### SET EXERCISE
Examine the records and identify each line that includes the string "have". Copy those lines.

### DATA SHOWN
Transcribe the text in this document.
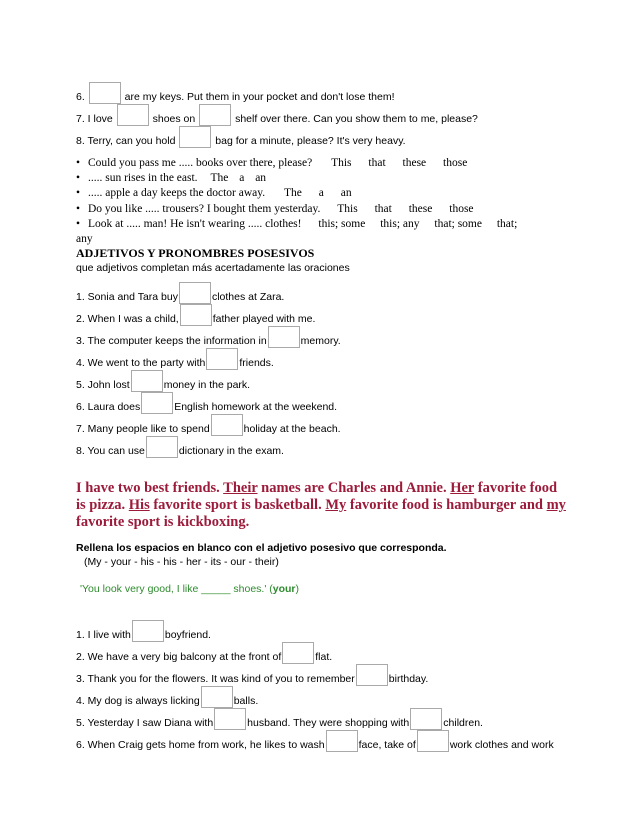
6.	are my keys. Put them in your pocket and don't lose them!
7. I love	shoes on	shelf over there. Can you show them to me, please?
8. Terry, can you hold	bag for a minute, please? It's very heavy.
• Could you pass me ..... books over there, please? This that these those
• ..... sun rises in the east. The a an
• ..... apple a day keeps the doctor away. The a an
• Do you like ..... trousers? I bought them yesterday. This that these those
• Look at ..... man! He isn't wearing ..... clothes! this; some this; any that; some that;
any
ADJETIVOS Y PRONOMBRES POSESIVOS
que adjetivos completan más acertadamente las oraciones
1. Sonia and Tara buy	clothes at Zara.
2. When I was a child,	father played with me.
3. The computer keeps the information in	memory.
4. We went to the party with	friends.
5. John lost	money in the park.
6. Laura does	English homework at the weekend.
7. Many people like to spend	holiday at the beach.
8. You can use	dictionary in the exam.
I have two best friends. Their names are Charles and Annie. Her favorite food is pizza. His favorite sport is basketball. My favorite food is hamburger and my favorite sport is kickboxing.
Rellena los espacios en blanco con el adjetivo posesivo que corresponda.
(My - your - his - his - her - its - our - their)
'You look very good, I like _____ shoes.' (your)
1. I live with	boyfriend.
2. We have a very big balcony at the front of	flat.
3. Thank you for the flowers. It was kind of you to remember	birthday.
4. My dog is always licking	balls.
5. Yesterday I saw Diana with	husband. They were shopping with	children.
6. When Craig gets home from work, he likes to wash	face, take of	work clothes and work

### WRITTEN SOLUTION
I have two best friends. Their names are Charles and Annie. Her favorite food is pizza. His favorite sport is basketball. My favorite food is hamburger and my favorite sport is kickboxing.
2. We have a very big balcony at the front of	flat.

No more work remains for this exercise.